==== Exercise materials
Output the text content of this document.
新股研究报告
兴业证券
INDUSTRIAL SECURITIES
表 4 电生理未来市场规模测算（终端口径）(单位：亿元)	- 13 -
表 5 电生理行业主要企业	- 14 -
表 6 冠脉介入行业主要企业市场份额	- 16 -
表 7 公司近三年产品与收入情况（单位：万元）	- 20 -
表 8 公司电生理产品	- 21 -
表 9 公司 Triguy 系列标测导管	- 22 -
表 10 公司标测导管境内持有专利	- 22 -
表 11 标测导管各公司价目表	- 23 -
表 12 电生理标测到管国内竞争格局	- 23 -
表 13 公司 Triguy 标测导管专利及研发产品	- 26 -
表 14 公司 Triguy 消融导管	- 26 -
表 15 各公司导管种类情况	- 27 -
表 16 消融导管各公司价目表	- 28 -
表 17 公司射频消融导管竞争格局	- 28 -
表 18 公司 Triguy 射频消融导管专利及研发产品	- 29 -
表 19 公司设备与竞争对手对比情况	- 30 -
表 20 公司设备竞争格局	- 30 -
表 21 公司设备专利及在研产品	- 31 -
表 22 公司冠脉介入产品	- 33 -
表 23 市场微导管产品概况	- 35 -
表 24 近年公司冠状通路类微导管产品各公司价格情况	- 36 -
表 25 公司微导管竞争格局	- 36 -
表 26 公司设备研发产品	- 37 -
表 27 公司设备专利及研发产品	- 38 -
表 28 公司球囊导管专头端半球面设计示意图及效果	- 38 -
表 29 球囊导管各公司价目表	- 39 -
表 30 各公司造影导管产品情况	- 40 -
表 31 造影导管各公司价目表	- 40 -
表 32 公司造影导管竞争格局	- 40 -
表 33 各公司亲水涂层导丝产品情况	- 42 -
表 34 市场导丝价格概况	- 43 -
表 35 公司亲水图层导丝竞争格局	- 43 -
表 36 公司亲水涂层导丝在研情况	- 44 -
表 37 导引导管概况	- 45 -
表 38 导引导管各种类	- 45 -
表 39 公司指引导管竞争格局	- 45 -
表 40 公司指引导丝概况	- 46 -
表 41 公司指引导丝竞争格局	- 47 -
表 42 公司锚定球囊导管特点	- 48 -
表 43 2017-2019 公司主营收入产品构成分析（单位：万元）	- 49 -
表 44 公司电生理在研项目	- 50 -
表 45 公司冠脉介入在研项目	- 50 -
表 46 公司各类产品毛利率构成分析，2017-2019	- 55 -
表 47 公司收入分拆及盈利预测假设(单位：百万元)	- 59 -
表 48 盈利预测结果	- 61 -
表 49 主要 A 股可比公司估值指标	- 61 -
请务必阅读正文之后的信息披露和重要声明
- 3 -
========
All of the lines above need to be given again exactly.

Output the text content of this document.
新股研究报告
兴业证券
INDUSTRIAL SECURITIES
表 4 电生理未来市场规模测算（终端口径）(单位：亿元)	- 13 -
表 5 电生理行业主要企业	- 14 -
表 6 冠脉介入行业主要企业市场份额	- 16 -
表 7 公司近三年产品与收入情况（单位：万元）	- 20 -
表 8 公司电生理产品	- 21 -
表 9 公司 Triguy 系列标测导管	- 22 -
表 10 公司标测导管境内持有专利	- 22 -
表 11 标测导管各公司价目表	- 23 -
表 12 电生理标测到管国内竞争格局	- 23 -
表 13 公司 Triguy 标测导管专利及研发产品	- 26 -
表 14 公司 Triguy 消融导管	- 26 -
表 15 各公司导管种类情况	- 27 -
表 16 消融导管各公司价目表	- 28 -
表 17 公司射频消融导管竞争格局	- 28 -
表 18 公司 Triguy 射频消融导管专利及研发产品	- 29 -
表 19 公司设备与竞争对手对比情况	- 30 -
表 20 公司设备竞争格局	- 30 -
表 21 公司设备专利及在研产品	- 31 -
表 22 公司冠脉介入产品	- 33 -
表 23 市场微导管产品概况	- 35 -
表 24 近年公司冠状通路类微导管产品各公司价格情况	- 36 -
表 25 公司微导管竞争格局	- 36 -
表 26 公司设备研发产品	- 37 -
表 27 公司设备专利及研发产品	- 38 -
表 28 公司球囊导管专头端半球面设计示意图及效果	- 38 -
表 29 球囊导管各公司价目表	- 39 -
表 30 各公司造影导管产品情况	- 40 -
表 31 造影导管各公司价目表	- 40 -
表 32 公司造影导管竞争格局	- 40 -
表 33 各公司亲水涂层导丝产品情况	- 42 -
表 34 市场导丝价格概况	- 43 -
表 35 公司亲水图层导丝竞争格局	- 43 -
表 36 公司亲水涂层导丝在研情况	- 44 -
表 37 导引导管概况	- 45 -
表 38 导引导管各种类	- 45 -
表 39 公司指引导管竞争格局	- 45 -
表 40 公司指引导丝概况	- 46 -
表 41 公司指引导丝竞争格局	- 47 -
表 42 公司锚定球囊导管特点	- 48 -
表 43 2017-2019 公司主营收入产品构成分析（单位：万元）	- 49 -
表 44 公司电生理在研项目	- 50 -
表 45 公司冠脉介入在研项目	- 50 -
表 46 公司各类产品毛利率构成分析，2017-2019	- 55 -
表 47 公司收入分拆及盈利预测假设(单位：百万元)	- 59 -
表 48 盈利预测结果	- 61 -
表 49 主要 A 股可比公司估值指标	- 61 -
请务必阅读正文之后的信息披露和重要声明
- 3 -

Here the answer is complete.